[begin SUPPLIED RECORDS]

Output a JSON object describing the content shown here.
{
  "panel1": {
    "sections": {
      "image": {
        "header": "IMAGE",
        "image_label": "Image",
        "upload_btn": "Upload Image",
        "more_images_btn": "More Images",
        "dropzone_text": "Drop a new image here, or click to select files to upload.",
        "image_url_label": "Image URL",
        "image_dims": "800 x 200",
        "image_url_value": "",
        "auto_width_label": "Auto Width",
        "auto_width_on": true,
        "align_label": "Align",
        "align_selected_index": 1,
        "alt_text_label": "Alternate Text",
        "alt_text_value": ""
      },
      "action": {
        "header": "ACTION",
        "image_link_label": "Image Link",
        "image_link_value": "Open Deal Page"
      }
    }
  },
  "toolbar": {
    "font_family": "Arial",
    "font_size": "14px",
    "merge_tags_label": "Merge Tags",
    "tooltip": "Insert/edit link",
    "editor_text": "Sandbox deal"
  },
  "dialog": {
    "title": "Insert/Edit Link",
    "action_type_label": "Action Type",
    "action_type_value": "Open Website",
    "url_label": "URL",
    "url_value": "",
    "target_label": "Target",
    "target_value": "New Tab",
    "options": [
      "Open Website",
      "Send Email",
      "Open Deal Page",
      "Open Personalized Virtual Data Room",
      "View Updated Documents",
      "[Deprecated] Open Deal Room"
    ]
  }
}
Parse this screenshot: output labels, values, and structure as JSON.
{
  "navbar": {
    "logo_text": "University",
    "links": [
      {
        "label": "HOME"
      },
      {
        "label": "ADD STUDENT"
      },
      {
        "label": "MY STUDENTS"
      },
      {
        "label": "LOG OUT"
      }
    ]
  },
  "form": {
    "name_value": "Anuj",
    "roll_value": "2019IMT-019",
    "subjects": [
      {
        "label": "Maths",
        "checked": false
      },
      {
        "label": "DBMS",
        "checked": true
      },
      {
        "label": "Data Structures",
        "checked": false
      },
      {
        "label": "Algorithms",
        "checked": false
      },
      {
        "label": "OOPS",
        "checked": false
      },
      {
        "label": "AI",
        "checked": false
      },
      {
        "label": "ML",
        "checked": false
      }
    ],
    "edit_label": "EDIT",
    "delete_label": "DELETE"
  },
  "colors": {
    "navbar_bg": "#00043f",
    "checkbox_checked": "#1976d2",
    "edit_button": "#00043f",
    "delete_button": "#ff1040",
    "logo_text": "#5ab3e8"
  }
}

[end SUPPLIED RECORDS]

**AIM OF THE EXERCISE:**
Extract the complete listing verbatim.

**SOLUTION BELOW:**
Output a JSON object describing the content shown here.
{
  "panel1": {
    "sections": {
      "image": {
        "header": "IMAGE",
        "image_label": "Image",
        "upload_btn": "Upload Image",
        "more_images_btn": "More Images",
        "dropzone_text": "Drop a new image here, or click to select files to upload.",
        "image_url_label": "Image URL",
        "image_dims": "800 x 200",
        "image_url_value": "",
        "auto_width_label": "Auto Width",
        "auto_width_on": true,
        "align_label": "Align",
        "align_selected_index": 1,
        "alt_text_label": "Alternate Text",
        "alt_text_value": ""
      },
      "action": {
        "header": "ACTION",
        "image_link_label": "Image Link",
        "image_link_value": "Open Deal Page"
      }
    }
  },
  "toolbar": {
    "font_family": "Arial",
    "font_size": "14px",
    "merge_tags_label": "Merge Tags",
    "tooltip": "Insert/edit link",
    "editor_text": "Sandbox deal"
  },
  "dialog": {
    "title": "Insert/Edit Link",
    "action_type_label": "Action Type",
    "action_type_value": "Open Website",
    "url_label": "URL",
    "url_value": "",
    "target_label": "Target",
    "target_value": "New Tab",
    "options": [
      "Open Website",
      "Send Email",
      "Open Deal Page",
      "Open Personalized Virtual Data Room",
      "View Updated Documents",
      "[Deprecated] Open Deal Room"
    ]
  }
}
Parse this screenshot: output labels, values, and structure as JSON.
{
  "navbar": {
    "logo_text": "University",
    "links": [
      {
        "label": "HOME"
      },
      {
        "label": "ADD STUDENT"
      },
      {
        "label": "MY STUDENTS"
      },
      {
        "label": "LOG OUT"
      }
    ]
  },
  "form": {
    "name_value": "Anuj",
    "roll_value": "2019IMT-019",
    "subjects": [
      {
        "label": "Maths",
        "checked": false
      },
      {
        "label": "DBMS",
        "checked": true
      },
      {
        "label": "Data Structures",
        "checked": false
      },
      {
        "label": "Algorithms",
        "checked": false
      },
      {
        "label": "OOPS",
        "checked": false
      },
      {
        "label": "AI",
        "checked": false
      },
      {
        "label": "ML",
        "checked": false
      }
    ],
    "edit_label": "EDIT",
    "delete_label": "DELETE"
  },
  "colors": {
    "navbar_bg": "#00043f",
    "checkbox_checked": "#1976d2",
    "edit_button": "#00043f",
    "delete_button": "#ff1040",
    "logo_text": "#5ab3e8"
  }
}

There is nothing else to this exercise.